--- WRITTEN INSTRUCTION ---
Count the lines below that contain the word "service" and give only the number.

--- DATA SHOWN ---
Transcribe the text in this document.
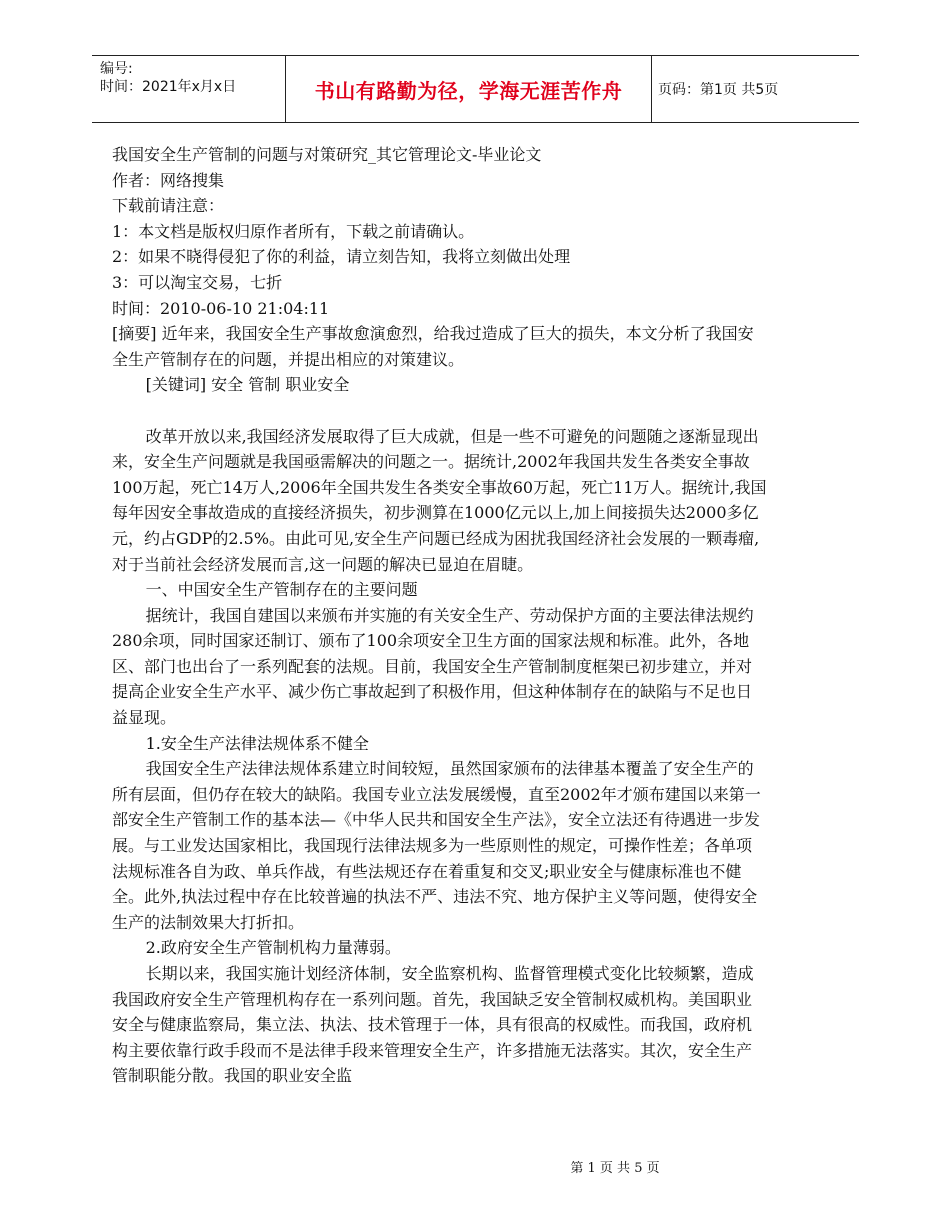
编号:
时间：2021年x月x日	书山有路勤为径，学海无涯苦作舟	页码：第1页 共5页

我国安全生产管制的问题与对策研究_其它管理论文-毕业论文

作者：网络搜集

下载前请注意：

1：本文档是版权归原作者所有，下载之前请确认。

2：如果不晓得侵犯了你的利益，请立刻告知，我将立刻做出处理

3：可以淘宝交易，七折

时间：2010-06-10 21:04:11

[摘要] 近年来，我国安全生产事故愈演愈烈，给我过造成了巨大的损失，本文分析了我国安全生产管制存在的问题，并提出相应的对策建议。

[关键词] 安全 管制 职业安全

改革开放以来,我国经济发展取得了巨大成就，但是一些不可避免的问题随之逐渐显现出来，安全生产问题就是我国亟需解决的问题之一。据统计,2002年我国共发生各类安全事故100万起，死亡14万人,2006年全国共发生各类安全事故60万起，死亡11万人。据统计,我国每年因安全事故造成的直接经济损失，初步测算在1000亿元以上,加上间接损失达2000多亿元，约占GDP的2.5%。由此可见,安全生产问题已经成为困扰我国经济社会发展的一颗毒瘤,对于当前社会经济发展而言,这一问题的解决已显迫在眉睫。

一、中国安全生产管制存在的主要问题

据统计，我国自建国以来颁布并实施的有关安全生产、劳动保护方面的主要法律法规约280余项，同时国家还制订、颁布了100余项安全卫生方面的国家法规和标准。此外，各地区、部门也出台了一系列配套的法规。目前，我国安全生产管制制度框架已初步建立，并对提高企业安全生产水平、减少伤亡事故起到了积极作用，但这种体制存在的缺陷与不足也日益显现。

1.安全生产法律法规体系不健全

我国安全生产法律法规体系建立时间较短，虽然国家颁布的法律基本覆盖了安全生产的所有层面，但仍存在较大的缺陷。我国专业立法发展缓慢，直至2002年才颁布建国以来第一部安全生产管制工作的基本法—《中华人民共和国安全生产法》，安全立法还有待遇进一步发展。与工业发达国家相比，我国现行法律法规多为一些原则性的规定，可操作性差；各单项法规标准各自为政、单兵作战，有些法规还存在着重复和交叉;职业安全与健康标准也不健全。此外,执法过程中存在比较普遍的执法不严、违法不究、地方保护主义等问题，使得安全生产的法制效果大打折扣。

2.政府安全生产管制机构力量薄弱。

长期以来，我国实施计划经济体制，安全监察机构、监督管理模式变化比较频繁，造成我国政府安全生产管理机构存在一系列问题。首先，我国缺乏安全管制权威机构。美国职业安全与健康监察局，集立法、执法、技术管理于一体，具有很高的权威性。而我国，政府机构主要依靠行政手段而不是法律手段来管理安全生产，许多措施无法落实。其次，安全生产管制职能分散。我国的职业安全监

第 1 页 共 5 页
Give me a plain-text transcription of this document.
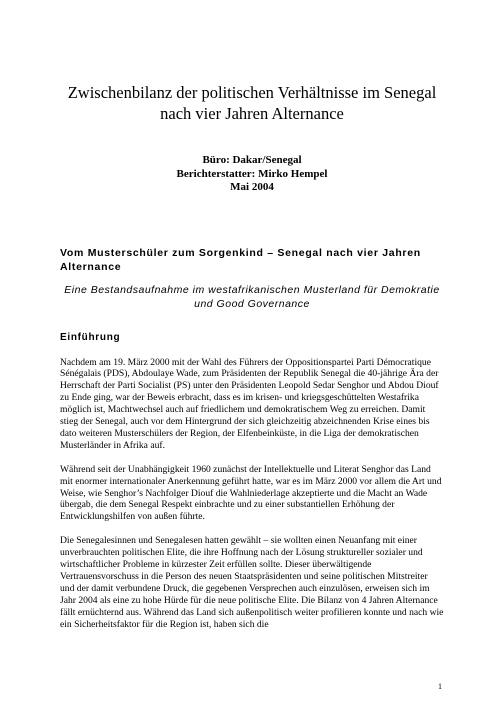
Zwischenbilanz der politischen Verhältnisse im Senegal
nach vier Jahren Alternance
Büro: Dakar/Senegal
Berichterstatter: Mirko Hempel
Mai 2004
Vom Musterschüler zum Sorgenkind – Senegal nach vier Jahren Alternance
Eine Bestandsaufnahme im westafrikanischen Musterland für Demokratie
und Good Governance
Einführung

Nachdem am 19. März 2000 mit der Wahl des Führers der Oppositionspartei Parti Démocratique Sénégalais (PDS), Abdoulaye Wade, zum Präsidenten der Republik Senegal die 40-jährige Ära der Herrschaft der Parti Socialist (PS) unter den Präsidenten Leopold Sedar Senghor und Abdou Diouf zu Ende ging, war der Beweis erbracht, dass es im krisen- und kriegsgeschüttelten Westafrika möglich ist, Machtwechsel auch auf friedlichem und demokratischem Weg zu erreichen. Damit stieg der Senegal, auch vor dem Hintergrund der sich gleichzeitig abzeichnenden Krise eines bis dato weiteren Musterschülers der Region, der Elfenbeinküste, in die Liga der demokratischen Musterländer in Afrika auf.

Während seit der Unabhängigkeit 1960 zunächst der Intellektuelle und Literat Senghor das Land mit enormer internationaler Anerkennung geführt hatte, war es im März 2000 vor allem die Art und Weise, wie Senghor’s Nachfolger Diouf die Wahlniederlage akzeptierte und die Macht an Wade übergab, die dem Senegal Respekt einbrachte und zu einer substantiellen Erhöhung der Entwicklungshilfen von außen führte.

Die Senegalesinnen und Senegalesen hatten gewählt – sie wollten einen Neuanfang mit einer unverbrauchten politischen Elite, die ihre Hoffnung nach der Lösung struktureller sozialer und wirtschaftlicher Probleme in kürzester Zeit erfüllen sollte. Dieser überwältigende Vertrauensvorschuss in die Person des neuen Staatspräsidenten und seine politischen Mitstreiter und der damit verbundene Druck, die gegebenen Versprechen auch einzulösen, erweisen sich im Jahr 2004 als eine zu hohe Hürde für die neue politische Elite. Die Bilanz von 4 Jahren Alternance fällt ernüchternd aus. Während das Land sich außenpolitisch weiter profilieren konnte und nach wie ein Sicherheitsfaktor für die Region ist, haben sich die

1
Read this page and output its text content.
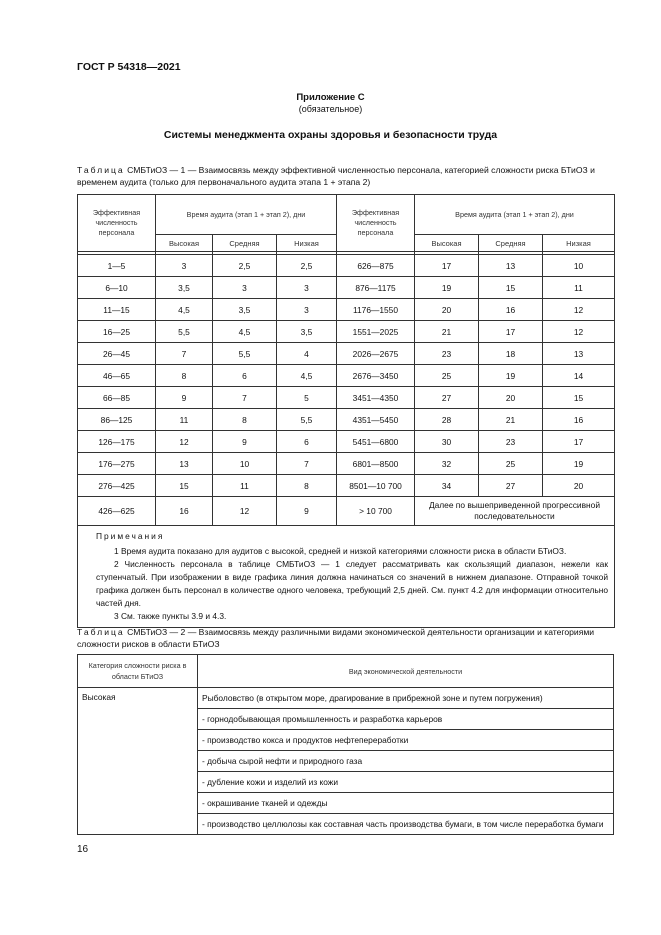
ГОСТ Р 54318—2021
Приложение С
(обязательное)
Системы менеджмента охраны здоровья и безопасности труда
Таблица СМБТиОЗ — 1 — Взаимосвязь между эффективной численностью персонала, категорией сложности риска БТиОЗ и временем аудита (только для первоначального аудита этапа 1 + этапа 2)
Эффективная численность персонала	Время аудита (этап 1 + этап 2), дни			Эффективная численность персонала	Время аудита (этап 1 + этап 2), дни		
	Высокая	Средняя	Низкая		Высокая	Средняя	Низкая

1—5	3	2,5	2,5	626—875	17	13	10
6—10	3,5	3	3	876—1175	19	15	11
11—15	4,5	3,5	3	1176—1550	20	16	12
16—25	5,5	4,5	3,5	1551—2025	21	17	12
26—45	7	5,5	4	2026—2675	23	18	13
46—65	8	6	4,5	2676—3450	25	19	14
66—85	9	7	5	3451—4350	27	20	15
86—125	11	8	5,5	4351—5450	28	21	16
126—175	12	9	6	5451—6800	30	23	17
176—275	13	10	7	6801—8500	32	25	19
276—425	15	11	8	8501—10 700	34	27	20
426—625	16	12	9	> 10 700	Далее по вышеприведенной прогрессивной последовательности		

Примечания
1 Время аудита показано для аудитов с высокой, средней и низкой категориями сложности риска в области БТиОЗ.
2 Численность персонала в таблице СМБТиОЗ — 1 следует рассматривать как скользящий диапазон, нежели как ступенчатый. При изображении в виде графика линия должна начинаться со значений в нижнем диапазоне. Отправной точкой графика должен быть персонал в количестве одного человека, требующий 2,5 дней. См. пункт 4.2 для информации относительно частей дня.
3 См. также пункты 3.9 и 4.3.							
Таблица СМБТиОЗ — 2 — Взаимосвязь между различными видами экономической деятельности организации и категориями сложности рисков в области БТиОЗ
Категория сложности риска в области БТиОЗ	Вид экономической деятельности
Высокая	Рыболовство (в открытом море, драгирование в прибрежной зоне и путем погружения)
	- горнодобывающая промышленность и разработка карьеров
	- производство кокса и продуктов нефтепереработки
	- добыча сырой нефти и природного газа
	- дубление кожи и изделий из кожи
	- окрашивание тканей и одежды
	- производство целлюлозы как составная часть производства бумаги, в том числе переработка бумаги
16
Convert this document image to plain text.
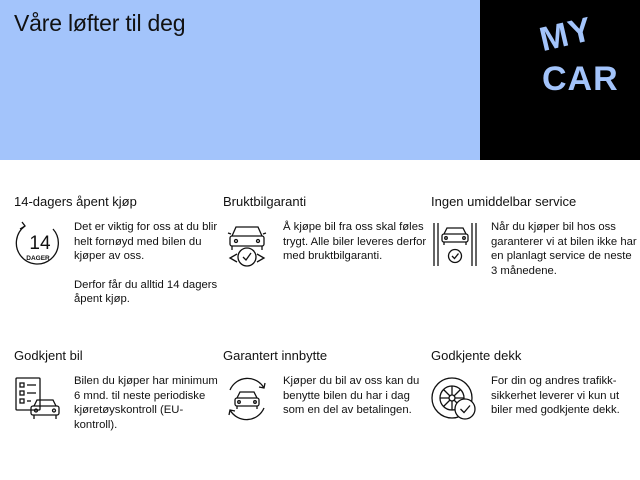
Våre løfter til deg	MY
CAR
14-dagers åpent kjøp
14
DAGER

Det er viktig for oss at du blir helt fornøyd med bilen du kjøper av oss.

Derfor får du alltid 14 dagers åpent kjøp.

Bruktbilgaranti

Å kjøpe bil fra oss skal føles trygt. Alle biler leveres derfor med bruktbilgaranti.

Ingen umiddelbar service

Når du kjøper bil hos oss garanterer vi at bilen ikke har en planlagt service de neste 3 månedene.

Godkjent bil

Bilen du kjøper har minimum 6 mnd. til neste periodiske kjøretøyskontroll (EU-kontroll).

Garantert innbytte

Kjøper du bil av oss kan du benytte bilen du har i dag som en del av betalingen.

Godkjente dekk

For din og andres trafikk-sikkerhet leverer vi kun ut biler med godkjente dekk.
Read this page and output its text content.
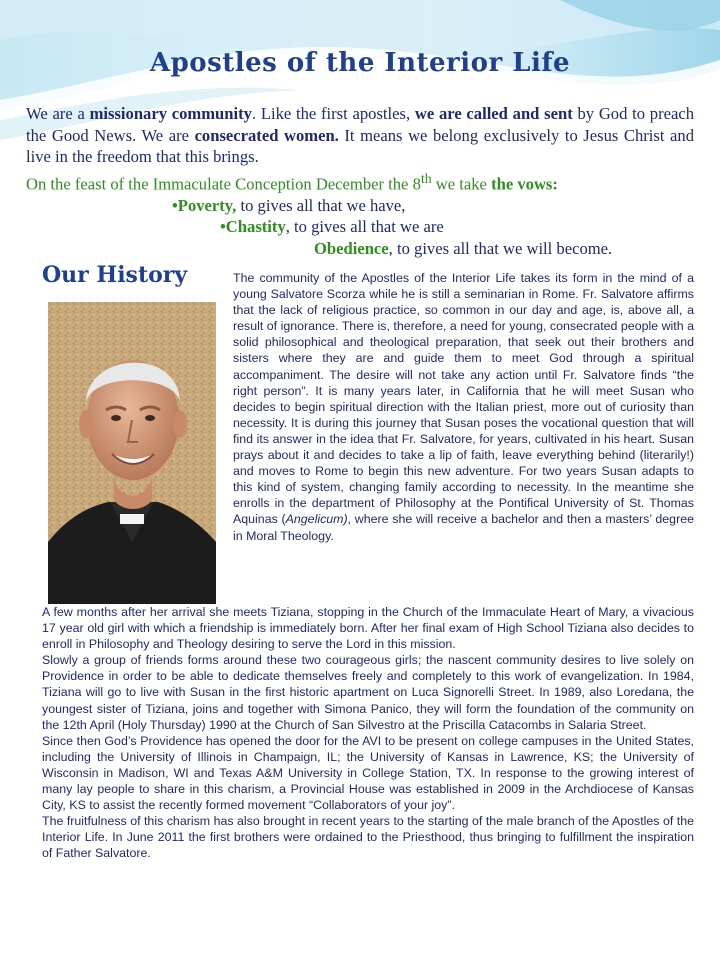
Apostles of the Interior Life

We are a missionary community. Like the first apostles, we are called and sent by God to preach the Good News. We are consecrated women. It means we belong exclusively to Jesus Christ and live in the freedom that this brings.

On the feast of the Immaculate Conception December the 8th we take the vows:

•Poverty, to gives all that we have,

•Chastity, to gives all that we are

Obedience, to gives all that we will become.

Our History	The community of the Apostles of the Interior Life takes its form in the mind of a young Salvatore Scorza while he is still a seminarian in Rome. Fr. Salvatore affirms that the lack of religious practice, so common in our day and age, is, above all, a result of ignorance. There is, therefore, a need for young, consecrated people with a solid philosophical and theological preparation, that seek out their brothers and sisters where they are and guide them to meet God through a spiritual accompaniment. The desire will not take any action until Fr. Salvatore finds “the right person”. It is many years later, in California that he will meet Susan who decides to begin spiritual direction with the Italian priest, more out of curiosity than necessity. It is during this journey that Susan poses the vocational question that will find its answer in the idea that Fr. Salvatore, for years, cultivated in his heart. Susan prays about it and decides to take a lip of faith, leave everything behind (literarily!) and moves to Rome to begin this new adventure. For two years Susan adapts to this kind of system, changing family according to necessity. In the meantime she enrolls in the department of Philosophy at the Pontifical University of St. Thomas Aquinas (Angelicum), where she will receive a bachelor and then a masters’ degree in Moral Theology.

A few months after her arrival she meets Tiziana, stopping in the Church of the Immaculate Heart of Mary, a vivacious 17 year old girl with which a friendship is immediately born. After her final exam of High School Tiziana also decides to enroll in Philosophy and Theology desiring to serve the Lord in this mission.

Slowly a group of friends forms around these two courageous girls; the nascent community desires to live solely on Providence in order to be able to dedicate themselves freely and completely to this work of evangelization. In 1984, Tiziana will go to live with Susan in the first historic apartment on Luca Signorelli Street. In 1989, also Loredana, the youngest sister of Tiziana, joins and together with Simona Panico, they will form the foundation of the community on the 12th April (Holy Thursday) 1990 at the Church of San Silvestro at the Priscilla Catacombs in Salaria Street.

Since then God’s Providence has opened the door for the AVI to be present on college campuses in the United States, including the University of Illinois in Champaign, IL; the University of Kansas in Lawrence, KS; the University of Wisconsin in Madison, WI and Texas A&M University in College Station, TX. In response to the growing interest of many lay people to share in this charism, a Provincial House was established in 2009 in the Archdiocese of Kansas City, KS to assist the recently formed movement “Collaborators of your joy”.

The fruitfulness of this charism has also brought in recent years to the starting of the male branch of the Apostles of the Interior Life. In June 2011 the first brothers were ordained to the Priesthood, thus bringing to fulfillment the inspiration of Father Salvatore.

--- TASK SOLUTION ---
2